-------- Material supplied --------

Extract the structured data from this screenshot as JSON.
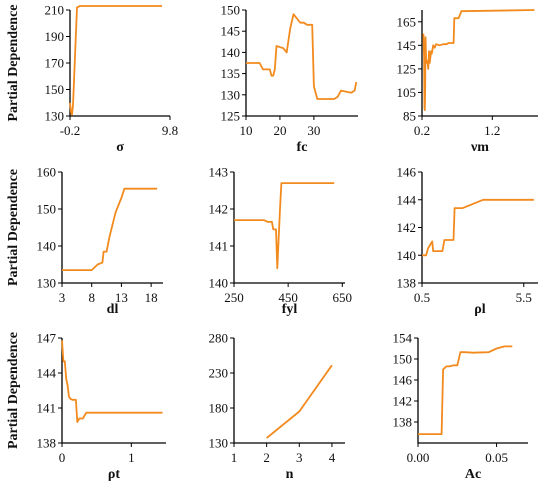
{
  "figure": {
    "ylabel": "Partial Dependence",
    "line_color": "#f28a1e"
  },
  "chart_data": [
    {
      "type": "line",
      "xlabel": "σ",
      "ylabel": "Partial Dependence",
      "xlim": [
        -0.2,
        9.8
      ],
      "ylim": [
        130,
        210
      ],
      "xticks": [
        {
          "v": -0.2,
          "t": "-0.2"
        },
        {
          "v": 9.8,
          "t": "9.8"
        }
      ],
      "yticks": [
        {
          "v": 130,
          "t": "130"
        },
        {
          "v": 150,
          "t": "150"
        },
        {
          "v": 170,
          "t": "170"
        },
        {
          "v": 190,
          "t": "190"
        },
        {
          "v": 210,
          "t": "210"
        }
      ],
      "x": [
        -0.2,
        -0.1,
        0.0,
        0.1,
        0.3,
        0.5,
        0.8,
        5.0,
        9.0
      ],
      "y": [
        140,
        133,
        131,
        138,
        175,
        212,
        213,
        213,
        213
      ]
    },
    {
      "type": "line",
      "xlabel": "fc",
      "ylabel": "",
      "xlim": [
        10,
        43
      ],
      "ylim": [
        125,
        150
      ],
      "xticks": [
        {
          "v": 10,
          "t": "10"
        },
        {
          "v": 20,
          "t": "20"
        },
        {
          "v": 30,
          "t": "30"
        }
      ],
      "yticks": [
        {
          "v": 125,
          "t": "125"
        },
        {
          "v": 130,
          "t": "130"
        },
        {
          "v": 135,
          "t": "135"
        },
        {
          "v": 140,
          "t": "140"
        },
        {
          "v": 145,
          "t": "145"
        },
        {
          "v": 150,
          "t": "150"
        }
      ],
      "x": [
        10,
        14,
        15,
        16,
        17,
        17.5,
        18,
        18.5,
        19,
        21,
        22,
        23,
        24,
        25,
        26,
        27,
        28,
        29.5,
        30,
        31,
        32,
        33,
        36,
        37,
        38,
        41,
        42,
        42.5
      ],
      "y": [
        137.5,
        137.5,
        136,
        136,
        136,
        134.5,
        134.5,
        136,
        141.5,
        141,
        140,
        145.5,
        149,
        148,
        147,
        147,
        146.5,
        146.5,
        132,
        129,
        129,
        129,
        129,
        129.5,
        131,
        130.5,
        131,
        133
      ]
    },
    {
      "type": "line",
      "xlabel": "νm",
      "ylabel": "",
      "xlim": [
        0.2,
        1.85
      ],
      "ylim": [
        85,
        175
      ],
      "xticks": [
        {
          "v": 0.2,
          "t": "0.2"
        },
        {
          "v": 1.2,
          "t": "1.2"
        }
      ],
      "yticks": [
        {
          "v": 85,
          "t": "85"
        },
        {
          "v": 105,
          "t": "105"
        },
        {
          "v": 125,
          "t": "125"
        },
        {
          "v": 145,
          "t": "145"
        },
        {
          "v": 165,
          "t": "165"
        }
      ],
      "x": [
        0.22,
        0.23,
        0.235,
        0.24,
        0.245,
        0.25,
        0.26,
        0.27,
        0.28,
        0.29,
        0.3,
        0.31,
        0.32,
        0.33,
        0.34,
        0.36,
        0.38,
        0.4,
        0.45,
        0.5,
        0.55,
        0.58,
        0.6,
        0.65,
        0.66,
        0.72,
        0.76,
        1.8
      ],
      "y": [
        155,
        135,
        92,
        90,
        110,
        152,
        130,
        132,
        130,
        125,
        140,
        130,
        135,
        140,
        138,
        145,
        143,
        146,
        145,
        146,
        146,
        147,
        147,
        147,
        168,
        168,
        174,
        175
      ]
    },
    {
      "type": "line",
      "xlabel": "dl",
      "ylabel": "Partial Dependence",
      "xlim": [
        3,
        20
      ],
      "ylim": [
        130,
        160
      ],
      "xticks": [
        {
          "v": 3,
          "t": "3"
        },
        {
          "v": 8,
          "t": "8"
        },
        {
          "v": 13,
          "t": "13"
        },
        {
          "v": 18,
          "t": "18"
        }
      ],
      "yticks": [
        {
          "v": 130,
          "t": "130"
        },
        {
          "v": 140,
          "t": "140"
        },
        {
          "v": 150,
          "t": "150"
        },
        {
          "v": 160,
          "t": "160"
        }
      ],
      "x": [
        3,
        6,
        8,
        9,
        9.8,
        10,
        10.5,
        11,
        12,
        12.5,
        13,
        13.5,
        19
      ],
      "y": [
        133.5,
        133.5,
        133.5,
        135,
        135.5,
        138.5,
        138.5,
        142.5,
        149,
        151,
        153,
        155.5,
        155.5
      ]
    },
    {
      "type": "line",
      "xlabel": "fyl",
      "ylabel": "",
      "xlim": [
        250,
        660
      ],
      "ylim": [
        140,
        143
      ],
      "xticks": [
        {
          "v": 250,
          "t": "250"
        },
        {
          "v": 450,
          "t": "450"
        },
        {
          "v": 650,
          "t": "650"
        }
      ],
      "yticks": [
        {
          "v": 140,
          "t": "140"
        },
        {
          "v": 141,
          "t": "141"
        },
        {
          "v": 142,
          "t": "142"
        },
        {
          "v": 143,
          "t": "143"
        }
      ],
      "x": [
        250,
        300,
        360,
        375,
        390,
        395,
        400,
        405,
        410,
        420,
        425,
        440,
        620
      ],
      "y": [
        141.7,
        141.7,
        141.7,
        141.65,
        141.65,
        141.45,
        141.45,
        141.45,
        140.4,
        142.0,
        142.7,
        142.7,
        142.7
      ]
    },
    {
      "type": "line",
      "xlabel": "ρl",
      "ylabel": "",
      "xlim": [
        0.5,
        6.2
      ],
      "ylim": [
        138,
        146
      ],
      "xticks": [
        {
          "v": 0.5,
          "t": "0.5"
        },
        {
          "v": 5.5,
          "t": "5.5"
        }
      ],
      "yticks": [
        {
          "v": 138,
          "t": "138"
        },
        {
          "v": 140,
          "t": "140"
        },
        {
          "v": 142,
          "t": "142"
        },
        {
          "v": 144,
          "t": "144"
        },
        {
          "v": 146,
          "t": "146"
        }
      ],
      "x": [
        0.5,
        0.7,
        0.8,
        1.0,
        1.05,
        1.1,
        1.3,
        1.5,
        1.6,
        1.75,
        2.05,
        2.1,
        2.5,
        3.5,
        6.0
      ],
      "y": [
        140,
        140,
        140.5,
        141,
        140.3,
        140.3,
        140.3,
        140.3,
        141.1,
        141.1,
        141.1,
        143.4,
        143.4,
        144,
        144
      ]
    },
    {
      "type": "line",
      "xlabel": "ρt",
      "ylabel": "Partial Dependence",
      "xlim": [
        0,
        1.5
      ],
      "ylim": [
        138,
        147
      ],
      "xticks": [
        {
          "v": 0,
          "t": "0"
        },
        {
          "v": 1,
          "t": "1"
        }
      ],
      "yticks": [
        {
          "v": 138,
          "t": "138"
        },
        {
          "v": 141,
          "t": "141"
        },
        {
          "v": 144,
          "t": "144"
        },
        {
          "v": 147,
          "t": "147"
        }
      ],
      "x": [
        0.0,
        0.02,
        0.04,
        0.06,
        0.08,
        0.1,
        0.12,
        0.15,
        0.2,
        0.22,
        0.25,
        0.28,
        0.3,
        0.35,
        0.4,
        1.0,
        1.45
      ],
      "y": [
        146.8,
        145,
        145,
        143.5,
        143,
        142,
        141.8,
        141.7,
        141.7,
        139.8,
        140.1,
        140.1,
        140.1,
        140.6,
        140.6,
        140.6,
        140.6
      ]
    },
    {
      "type": "line",
      "xlabel": "n",
      "ylabel": "",
      "xlim": [
        1,
        4.4
      ],
      "ylim": [
        130,
        280
      ],
      "xticks": [
        {
          "v": 1,
          "t": "1"
        },
        {
          "v": 2,
          "t": "2"
        },
        {
          "v": 3,
          "t": "3"
        },
        {
          "v": 4,
          "t": "4"
        }
      ],
      "yticks": [
        {
          "v": 130,
          "t": "130"
        },
        {
          "v": 180,
          "t": "180"
        },
        {
          "v": 230,
          "t": "230"
        },
        {
          "v": 280,
          "t": "280"
        }
      ],
      "x": [
        2,
        3,
        4
      ],
      "y": [
        137,
        175,
        241
      ]
    },
    {
      "type": "line",
      "xlabel": "Ac",
      "ylabel": "",
      "xlim": [
        0,
        0.07
      ],
      "ylim": [
        134,
        154
      ],
      "xticks": [
        {
          "v": 0,
          "t": "0.00"
        },
        {
          "v": 0.05,
          "t": "0.05"
        }
      ],
      "yticks": [
        {
          "v": 138,
          "t": "138"
        },
        {
          "v": 142,
          "t": "142"
        },
        {
          "v": 146,
          "t": "146"
        },
        {
          "v": 150,
          "t": "150"
        },
        {
          "v": 154,
          "t": "154"
        }
      ],
      "x": [
        0.0,
        0.015,
        0.016,
        0.018,
        0.02,
        0.023,
        0.025,
        0.027,
        0.03,
        0.035,
        0.045,
        0.05,
        0.055,
        0.06
      ],
      "y": [
        135.7,
        135.7,
        148,
        148.6,
        148.6,
        148.8,
        148.8,
        151.3,
        151.3,
        151.2,
        151.3,
        152,
        152.4,
        152.4
      ]
    }
  ]
}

--------

Exercise:
Report how many lines hold the string "xlabel", giving the number and nothing else.

Answer to this task:
9